## [Written request]
Images should be left out, and everything else in the listing reproduced exactly.
------------------------------------------------
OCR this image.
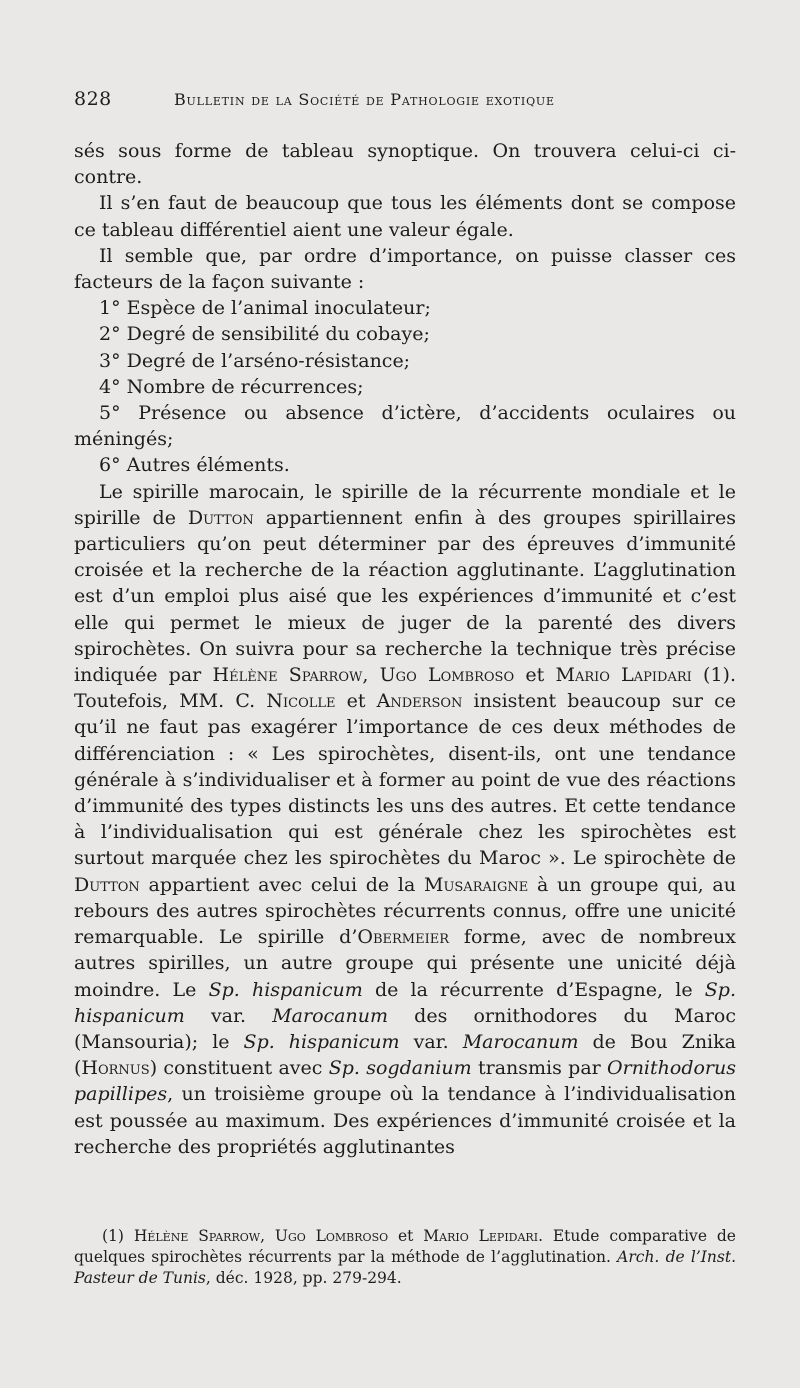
828	Bulletin de la Société de Pathologie exotique

sés sous forme de tableau synoptique. On trouvera celui-ci ci-contre.

Il s’en faut de beaucoup que tous les éléments dont se compose ce tableau différentiel aient une valeur égale.

Il semble que, par ordre d’importance, on puisse classer ces facteurs de la façon suivante :

1° Espèce de l’animal inoculateur;

2° Degré de sensibilité du cobaye;

3° Degré de l’arséno-résistance;

4° Nombre de récurrences;

5° Présence ou absence d’ictère, d’accidents oculaires ou méningés;

6° Autres éléments.

Le spirille marocain, le spirille de la récurrente mondiale et le spirille de Dutton appartiennent enfin à des groupes spirillaires particuliers qu’on peut déterminer par des épreuves d’immunité croisée et la recherche de la réaction agglutinante. L’agglutination est d’un emploi plus aisé que les expériences d’immunité et c’est elle qui permet le mieux de juger de la parenté des divers spirochètes. On suivra pour sa recherche la technique très précise indiquée par Hélène Sparrow, Ugo Lombroso et Mario Lapidari (1). Toutefois, MM. C. Nicolle et Anderson insistent beaucoup sur ce qu’il ne faut pas exagérer l’importance de ces deux méthodes de différenciation : « Les spirochètes, disent-ils, ont une tendance générale à s’individualiser et à former au point de vue des réactions d’immunité des types distincts les uns des autres. Et cette tendance à l’individualisation qui est générale chez les spirochètes est surtout marquée chez les spirochètes du Maroc ». Le spirochète de Dutton appartient avec celui de la Musaraigne à un groupe qui, au rebours des autres spirochètes récurrents connus, offre une unicité remarquable. Le spirille d’Obermeier forme, avec de nombreux autres spirilles, un autre groupe qui présente une unicité déjà moindre. Le Sp. hispanicum de la récurrente d’Espagne, le Sp. hispanicum var. Marocanum des ornithodores du Maroc (Mansouria); le Sp. hispanicum var. Marocanum de Bou Znika (Hornus) constituent avec Sp. sogdanium transmis par Ornithodorus papillipes, un troisième groupe où la tendance à l’individualisation est poussée au maximum. Des expériences d’immunité croisée et la recherche des propriétés agglutinantes

(1) Hélène Sparrow, Ugo Lombroso et Mario Lepidari. Etude comparative de quelques spirochètes récurrents par la méthode de l’agglutination. Arch. de l’Inst. Pasteur de Tunis, déc. 1928, pp. 279-294.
------------------------------------------------
## [Answer to this exercise]
OCR this image.
828	Bulletin de la Société de Pathologie exotique

sés sous forme de tableau synoptique. On trouvera celui-ci ci-contre.

Il s’en faut de beaucoup que tous les éléments dont se compose ce tableau différentiel aient une valeur égale.

Il semble que, par ordre d’importance, on puisse classer ces facteurs de la façon suivante :

1° Espèce de l’animal inoculateur;

2° Degré de sensibilité du cobaye;

3° Degré de l’arséno-résistance;

4° Nombre de récurrences;

5° Présence ou absence d’ictère, d’accidents oculaires ou méningés;

6° Autres éléments.

Le spirille marocain, le spirille de la récurrente mondiale et le spirille de Dutton appartiennent enfin à des groupes spirillaires particuliers qu’on peut déterminer par des épreuves d’immunité croisée et la recherche de la réaction agglutinante. L’agglutination est d’un emploi plus aisé que les expériences d’immunité et c’est elle qui permet le mieux de juger de la parenté des divers spirochètes. On suivra pour sa recherche la technique très précise indiquée par Hélène Sparrow, Ugo Lombroso et Mario Lapidari (1). Toutefois, MM. C. Nicolle et Anderson insistent beaucoup sur ce qu’il ne faut pas exagérer l’importance de ces deux méthodes de différenciation : « Les spirochètes, disent-ils, ont une tendance générale à s’individualiser et à former au point de vue des réactions d’immunité des types distincts les uns des autres. Et cette tendance à l’individualisation qui est générale chez les spirochètes est surtout marquée chez les spirochètes du Maroc ». Le spirochète de Dutton appartient avec celui de la Musaraigne à un groupe qui, au rebours des autres spirochètes récurrents connus, offre une unicité remarquable. Le spirille d’Obermeier forme, avec de nombreux autres spirilles, un autre groupe qui présente une unicité déjà moindre. Le Sp. hispanicum de la récurrente d’Espagne, le Sp. hispanicum var. Marocanum des ornithodores du Maroc (Mansouria); le Sp. hispanicum var. Marocanum de Bou Znika (Hornus) constituent avec Sp. sogdanium transmis par Ornithodorus papillipes, un troisième groupe où la tendance à l’individualisation est poussée au maximum. Des expériences d’immunité croisée et la recherche des propriétés agglutinantes

(1) Hélène Sparrow, Ugo Lombroso et Mario Lepidari. Etude comparative de quelques spirochètes récurrents par la méthode de l’agglutination. Arch. de l’Inst. Pasteur de Tunis, déc. 1928, pp. 279-294.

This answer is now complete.